◆ **What you will do**:
The records below are to be copied word for word, with every picture left out.

========================

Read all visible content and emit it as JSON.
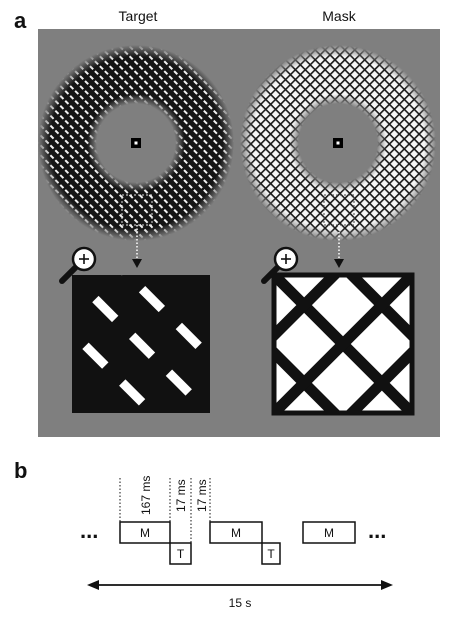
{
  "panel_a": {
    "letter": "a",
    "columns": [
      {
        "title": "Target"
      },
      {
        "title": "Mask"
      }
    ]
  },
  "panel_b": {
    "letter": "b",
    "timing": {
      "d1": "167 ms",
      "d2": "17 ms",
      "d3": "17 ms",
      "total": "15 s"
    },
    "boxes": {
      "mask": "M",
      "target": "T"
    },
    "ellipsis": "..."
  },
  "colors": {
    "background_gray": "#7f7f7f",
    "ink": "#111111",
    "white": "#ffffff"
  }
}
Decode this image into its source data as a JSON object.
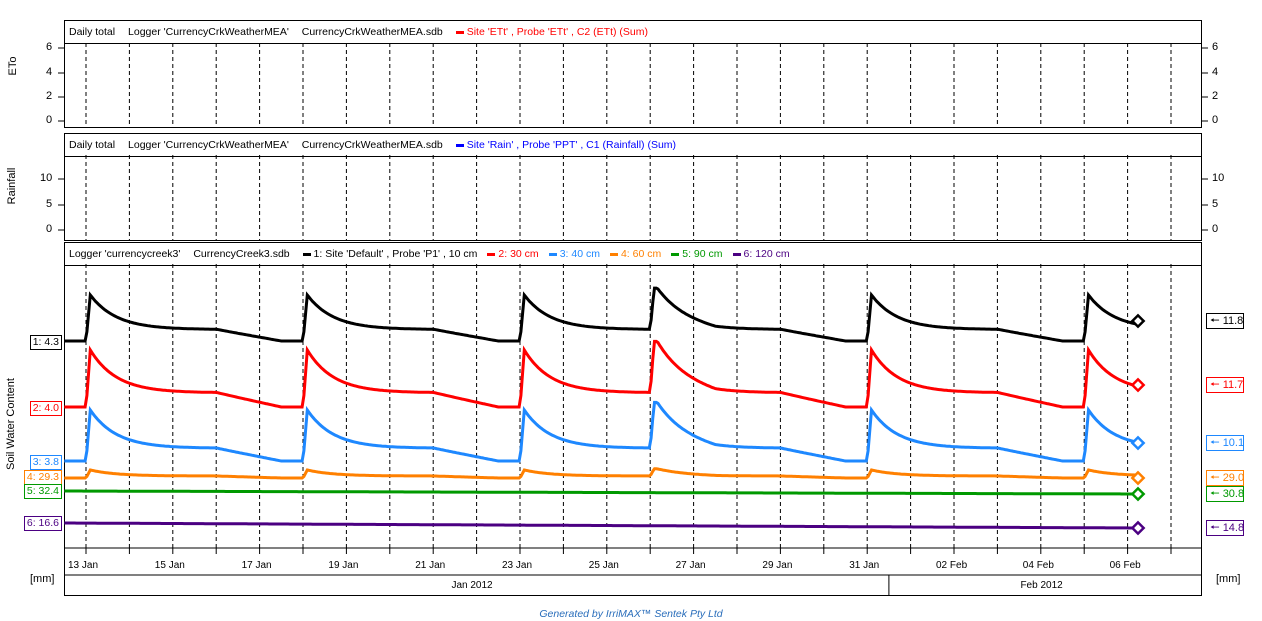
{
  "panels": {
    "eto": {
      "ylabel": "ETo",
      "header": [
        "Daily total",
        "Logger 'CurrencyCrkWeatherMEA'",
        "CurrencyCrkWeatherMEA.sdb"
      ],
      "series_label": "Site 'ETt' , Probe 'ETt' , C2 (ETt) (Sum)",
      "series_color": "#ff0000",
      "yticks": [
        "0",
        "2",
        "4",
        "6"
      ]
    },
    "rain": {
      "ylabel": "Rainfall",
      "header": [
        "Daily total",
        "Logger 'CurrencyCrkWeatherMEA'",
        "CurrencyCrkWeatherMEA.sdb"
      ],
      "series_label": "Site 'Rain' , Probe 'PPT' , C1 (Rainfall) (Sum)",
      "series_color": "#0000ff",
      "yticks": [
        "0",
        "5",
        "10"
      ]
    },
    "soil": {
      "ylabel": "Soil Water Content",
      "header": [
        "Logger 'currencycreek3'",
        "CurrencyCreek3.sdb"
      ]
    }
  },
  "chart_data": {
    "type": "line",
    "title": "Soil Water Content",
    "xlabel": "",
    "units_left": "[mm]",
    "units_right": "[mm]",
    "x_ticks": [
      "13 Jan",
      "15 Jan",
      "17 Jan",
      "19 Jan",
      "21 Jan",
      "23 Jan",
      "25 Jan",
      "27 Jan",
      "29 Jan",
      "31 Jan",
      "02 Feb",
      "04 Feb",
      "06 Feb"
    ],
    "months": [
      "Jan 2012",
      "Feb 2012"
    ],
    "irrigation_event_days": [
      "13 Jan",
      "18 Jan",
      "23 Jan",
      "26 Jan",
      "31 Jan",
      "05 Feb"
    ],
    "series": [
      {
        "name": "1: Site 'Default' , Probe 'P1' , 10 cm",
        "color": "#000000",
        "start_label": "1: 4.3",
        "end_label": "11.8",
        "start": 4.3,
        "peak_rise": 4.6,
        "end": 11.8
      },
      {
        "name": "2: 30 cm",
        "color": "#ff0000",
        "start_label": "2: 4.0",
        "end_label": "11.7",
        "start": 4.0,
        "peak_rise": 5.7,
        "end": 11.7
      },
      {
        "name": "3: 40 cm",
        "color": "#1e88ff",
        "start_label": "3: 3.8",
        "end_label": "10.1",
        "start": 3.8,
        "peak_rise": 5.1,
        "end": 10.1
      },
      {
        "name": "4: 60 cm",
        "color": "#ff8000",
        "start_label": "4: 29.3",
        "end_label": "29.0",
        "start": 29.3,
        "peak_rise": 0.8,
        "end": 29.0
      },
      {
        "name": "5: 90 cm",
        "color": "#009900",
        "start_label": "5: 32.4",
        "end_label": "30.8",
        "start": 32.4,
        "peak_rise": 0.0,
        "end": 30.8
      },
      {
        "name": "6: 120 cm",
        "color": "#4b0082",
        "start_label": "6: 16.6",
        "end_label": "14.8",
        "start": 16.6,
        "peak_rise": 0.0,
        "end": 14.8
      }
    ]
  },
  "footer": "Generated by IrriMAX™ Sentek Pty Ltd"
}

========================

◆ **Written response**:
Read all visible content and emit it as JSON.
{
  "panel_a": {
    "letter": "a",
    "columns": [
      {
        "title": "Target"
      },
      {
        "title": "Mask"
      }
    ]
  },
  "panel_b": {
    "letter": "b",
    "timing": {
      "d1": "167 ms",
      "d2": "17 ms",
      "d3": "17 ms",
      "total": "15 s"
    },
    "boxes": {
      "mask": "M",
      "target": "T"
    },
    "ellipsis": "..."
  },
  "colors": {
    "background_gray": "#7f7f7f",
    "ink": "#111111",
    "white": "#ffffff"
  }
}
Decode this image into its source data as a JSON object.
{
  "panels": {
    "eto": {
      "ylabel": "ETo",
      "header": [
        "Daily total",
        "Logger 'CurrencyCrkWeatherMEA'",
        "CurrencyCrkWeatherMEA.sdb"
      ],
      "series_label": "Site 'ETt' , Probe 'ETt' , C2 (ETt) (Sum)",
      "series_color": "#ff0000",
      "yticks": [
        "0",
        "2",
        "4",
        "6"
      ]
    },
    "rain": {
      "ylabel": "Rainfall",
      "header": [
        "Daily total",
        "Logger 'CurrencyCrkWeatherMEA'",
        "CurrencyCrkWeatherMEA.sdb"
      ],
      "series_label": "Site 'Rain' , Probe 'PPT' , C1 (Rainfall) (Sum)",
      "series_color": "#0000ff",
      "yticks": [
        "0",
        "5",
        "10"
      ]
    },
    "soil": {
      "ylabel": "Soil Water Content",
      "header": [
        "Logger 'currencycreek3'",
        "CurrencyCreek3.sdb"
      ]
    }
  },
  "chart_data": {
    "type": "line",
    "title": "Soil Water Content",
    "xlabel": "",
    "units_left": "[mm]",
    "units_right": "[mm]",
    "x_ticks": [
      "13 Jan",
      "15 Jan",
      "17 Jan",
      "19 Jan",
      "21 Jan",
      "23 Jan",
      "25 Jan",
      "27 Jan",
      "29 Jan",
      "31 Jan",
      "02 Feb",
      "04 Feb",
      "06 Feb"
    ],
    "months": [
      "Jan 2012",
      "Feb 2012"
    ],
    "irrigation_event_days": [
      "13 Jan",
      "18 Jan",
      "23 Jan",
      "26 Jan",
      "31 Jan",
      "05 Feb"
    ],
    "series": [
      {
        "name": "1: Site 'Default' , Probe 'P1' , 10 cm",
        "color": "#000000",
        "start_label": "1: 4.3",
        "end_label": "11.8",
        "start": 4.3,
        "peak_rise": 4.6,
        "end": 11.8
      },
      {
        "name": "2: 30 cm",
        "color": "#ff0000",
        "start_label": "2: 4.0",
        "end_label": "11.7",
        "start": 4.0,
        "peak_rise": 5.7,
        "end": 11.7
      },
      {
        "name": "3: 40 cm",
        "color": "#1e88ff",
        "start_label": "3: 3.8",
        "end_label": "10.1",
        "start": 3.8,
        "peak_rise": 5.1,
        "end": 10.1
      },
      {
        "name": "4: 60 cm",
        "color": "#ff8000",
        "start_label": "4: 29.3",
        "end_label": "29.0",
        "start": 29.3,
        "peak_rise": 0.8,
        "end": 29.0
      },
      {
        "name": "5: 90 cm",
        "color": "#009900",
        "start_label": "5: 32.4",
        "end_label": "30.8",
        "start": 32.4,
        "peak_rise": 0.0,
        "end": 30.8
      },
      {
        "name": "6: 120 cm",
        "color": "#4b0082",
        "start_label": "6: 16.6",
        "end_label": "14.8",
        "start": 16.6,
        "peak_rise": 0.0,
        "end": 14.8
      }
    ]
  },
  "footer": "Generated by IrriMAX™ Sentek Pty Ltd"
}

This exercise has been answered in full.